Transcribe the records below in full; pictures stay out of the copy.

----

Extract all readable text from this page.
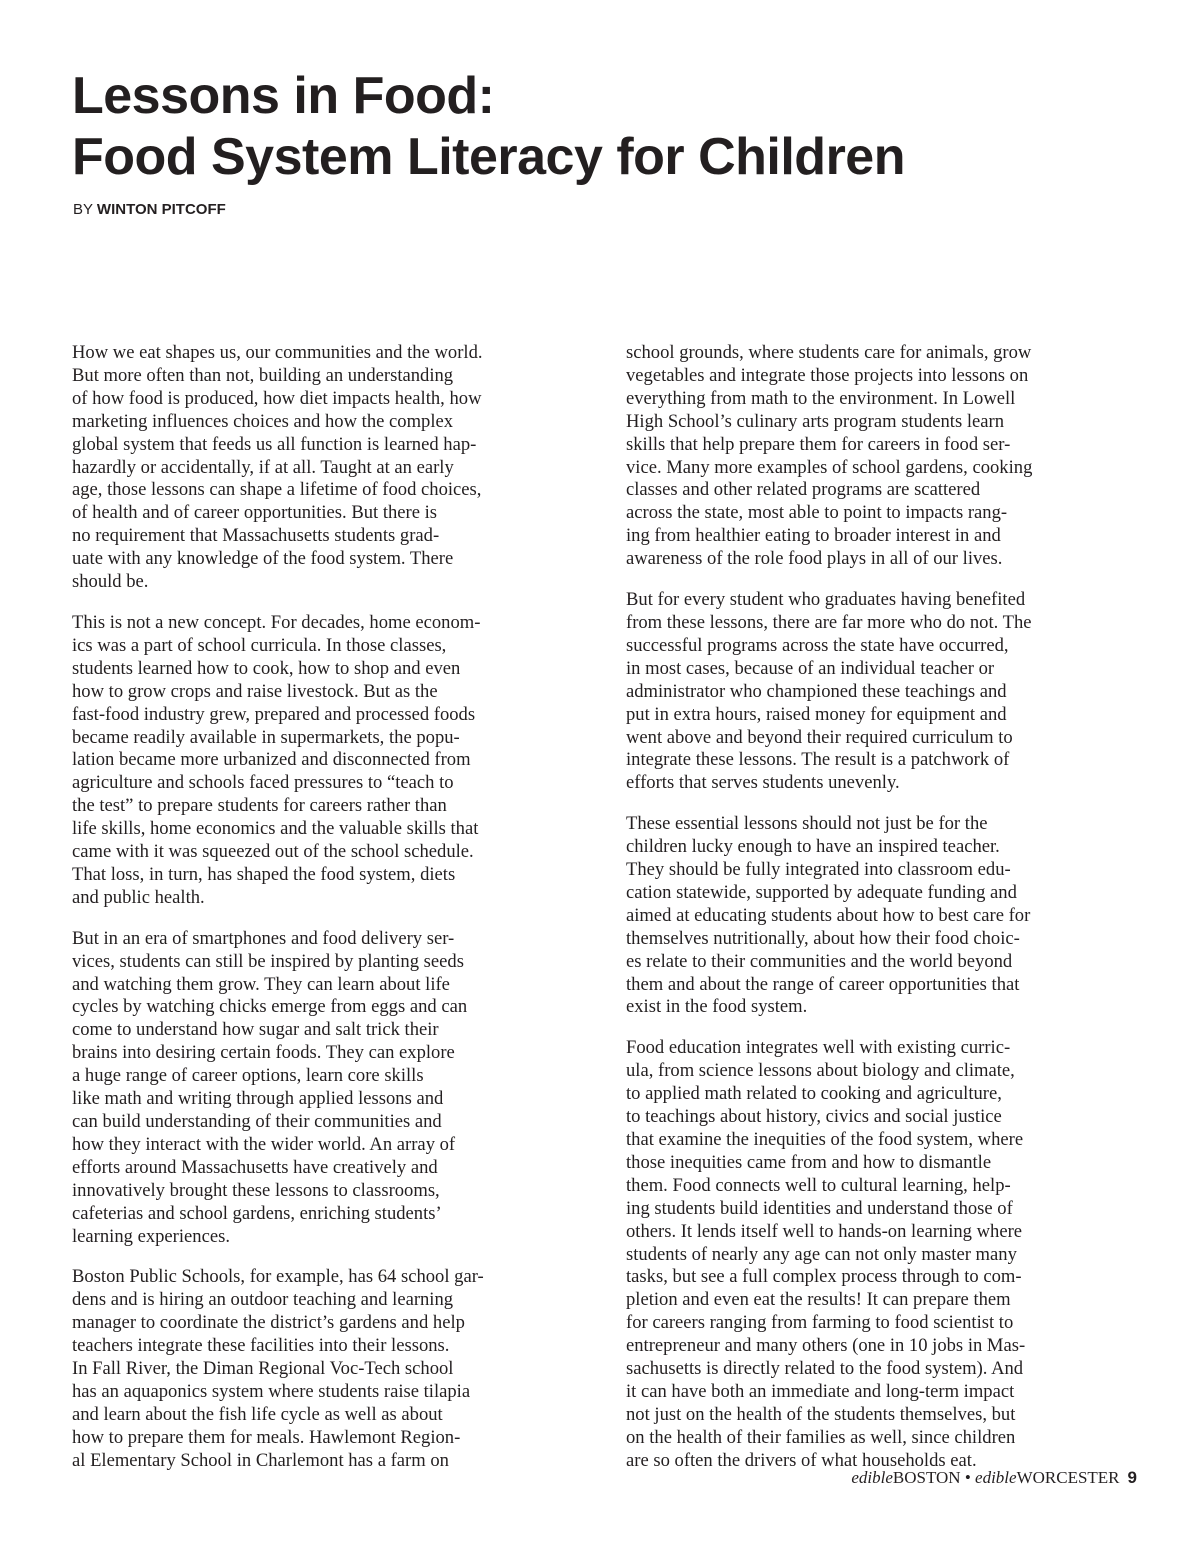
Lessons in Food:
Food System Literacy for Children
BY WINTON PITCOFF

How we eat shapes us, our communities and the world.
But more often than not, building an understanding
of how food is produced, how diet impacts health, how
marketing influences choices and how the complex
global system that feeds us all function is learned hap-
hazardly or accidentally, if at all. Taught at an early
age, those lessons can shape a lifetime of food choices,
of health and of career opportunities. But there is
no requirement that Massachusetts students grad-
uate with any knowledge of the food system. There
should be.

This is not a new concept. For decades, home econom-
ics was a part of school curricula. In those classes,
students learned how to cook, how to shop and even
how to grow crops and raise livestock. But as the
fast-food industry grew, prepared and processed foods
became readily available in supermarkets, the popu-
lation became more urbanized and disconnected from
agriculture and schools faced pressures to “teach to
the test” to prepare students for careers rather than
life skills, home economics and the valuable skills that
came with it was squeezed out of the school schedule.
That loss, in turn, has shaped the food system, diets
and public health.

But in an era of smartphones and food delivery ser-
vices, students can still be inspired by planting seeds
and watching them grow. They can learn about life
cycles by watching chicks emerge from eggs and can
come to understand how sugar and salt trick their
brains into desiring certain foods. They can explore
a huge range of career options, learn core skills
like math and writing through applied lessons and
can build understanding of their communities and
how they interact with the wider world. An array of
efforts around Massachusetts have creatively and
innovatively brought these lessons to classrooms,
cafeterias and school gardens, enriching students’
learning experiences.

Boston Public Schools, for example, has 64 school gar-
dens and is hiring an outdoor teaching and learning
manager to coordinate the district’s gardens and help
teachers integrate these facilities into their lessons.
In Fall River, the Diman Regional Voc-Tech school
has an aquaponics system where students raise tilapia
and learn about the fish life cycle as well as about
how to prepare them for meals. Hawlemont Region-
al Elementary School in Charlemont has a farm on

school grounds, where students care for animals, grow
vegetables and integrate those projects into lessons on
everything from math to the environment. In Lowell
High School’s culinary arts program students learn
skills that help prepare them for careers in food ser-
vice. Many more examples of school gardens, cooking
classes and other related programs are scattered
across the state, most able to point to impacts rang-
ing from healthier eating to broader interest in and
awareness of the role food plays in all of our lives.

But for every student who graduates having benefited
from these lessons, there are far more who do not. The
successful programs across the state have occurred,
in most cases, because of an individual teacher or
administrator who championed these teachings and
put in extra hours, raised money for equipment and
went above and beyond their required curriculum to
integrate these lessons. The result is a patchwork of
efforts that serves students unevenly.

These essential lessons should not just be for the
children lucky enough to have an inspired teacher.
They should be fully integrated into classroom edu-
cation statewide, supported by adequate funding and
aimed at educating students about how to best care for
themselves nutritionally, about how their food choic-
es relate to their communities and the world beyond
them and about the range of career opportunities that
exist in the food system.

Food education integrates well with existing curric-
ula, from science lessons about biology and climate,
to applied math related to cooking and agriculture,
to teachings about history, civics and social justice
that examine the inequities of the food system, where
those inequities came from and how to dismantle
them. Food connects well to cultural learning, help-
ing students build identities and understand those of
others. It lends itself well to hands-on learning where
students of nearly any age can not only master many
tasks, but see a full complex process through to com-
pletion and even eat the results! It can prepare them
for careers ranging from farming to food scientist to
entrepreneur and many others (one in 10 jobs in Mas-
sachusetts is directly related to the food system). And
it can have both an immediate and long-term impact
not just on the health of the students themselves, but
on the health of their families as well, since children
are so often the drivers of what households eat.

edibleBOSTON • edibleWORCESTER 9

----

Finished answer:
Extract all readable text from this page.
Lessons in Food:
Food System Literacy for Children
BY WINTON PITCOFF

How we eat shapes us, our communities and the world.
But more often than not, building an understanding
of how food is produced, how diet impacts health, how
marketing influences choices and how the complex
global system that feeds us all function is learned hap-
hazardly or accidentally, if at all. Taught at an early
age, those lessons can shape a lifetime of food choices,
of health and of career opportunities. But there is
no requirement that Massachusetts students grad-
uate with any knowledge of the food system. There
should be.

This is not a new concept. For decades, home econom-
ics was a part of school curricula. In those classes,
students learned how to cook, how to shop and even
how to grow crops and raise livestock. But as the
fast-food industry grew, prepared and processed foods
became readily available in supermarkets, the popu-
lation became more urbanized and disconnected from
agriculture and schools faced pressures to “teach to
the test” to prepare students for careers rather than
life skills, home economics and the valuable skills that
came with it was squeezed out of the school schedule.
That loss, in turn, has shaped the food system, diets
and public health.

But in an era of smartphones and food delivery ser-
vices, students can still be inspired by planting seeds
and watching them grow. They can learn about life
cycles by watching chicks emerge from eggs and can
come to understand how sugar and salt trick their
brains into desiring certain foods. They can explore
a huge range of career options, learn core skills
like math and writing through applied lessons and
can build understanding of their communities and
how they interact with the wider world. An array of
efforts around Massachusetts have creatively and
innovatively brought these lessons to classrooms,
cafeterias and school gardens, enriching students’
learning experiences.

Boston Public Schools, for example, has 64 school gar-
dens and is hiring an outdoor teaching and learning
manager to coordinate the district’s gardens and help
teachers integrate these facilities into their lessons.
In Fall River, the Diman Regional Voc-Tech school
has an aquaponics system where students raise tilapia
and learn about the fish life cycle as well as about
how to prepare them for meals. Hawlemont Region-
al Elementary School in Charlemont has a farm on

school grounds, where students care for animals, grow
vegetables and integrate those projects into lessons on
everything from math to the environment. In Lowell
High School’s culinary arts program students learn
skills that help prepare them for careers in food ser-
vice. Many more examples of school gardens, cooking
classes and other related programs are scattered
across the state, most able to point to impacts rang-
ing from healthier eating to broader interest in and
awareness of the role food plays in all of our lives.

But for every student who graduates having benefited
from these lessons, there are far more who do not. The
successful programs across the state have occurred,
in most cases, because of an individual teacher or
administrator who championed these teachings and
put in extra hours, raised money for equipment and
went above and beyond their required curriculum to
integrate these lessons. The result is a patchwork of
efforts that serves students unevenly.

These essential lessons should not just be for the
children lucky enough to have an inspired teacher.
They should be fully integrated into classroom edu-
cation statewide, supported by adequate funding and
aimed at educating students about how to best care for
themselves nutritionally, about how their food choic-
es relate to their communities and the world beyond
them and about the range of career opportunities that
exist in the food system.

Food education integrates well with existing curric-
ula, from science lessons about biology and climate,
to applied math related to cooking and agriculture,
to teachings about history, civics and social justice
that examine the inequities of the food system, where
those inequities came from and how to dismantle
them. Food connects well to cultural learning, help-
ing students build identities and understand those of
others. It lends itself well to hands-on learning where
students of nearly any age can not only master many
tasks, but see a full complex process through to com-
pletion and even eat the results! It can prepare them
for careers ranging from farming to food scientist to
entrepreneur and many others (one in 10 jobs in Mas-
sachusetts is directly related to the food system). And
it can have both an immediate and long-term impact
not just on the health of the students themselves, but
on the health of their families as well, since children
are so often the drivers of what households eat.

edibleBOSTON • edibleWORCESTER 9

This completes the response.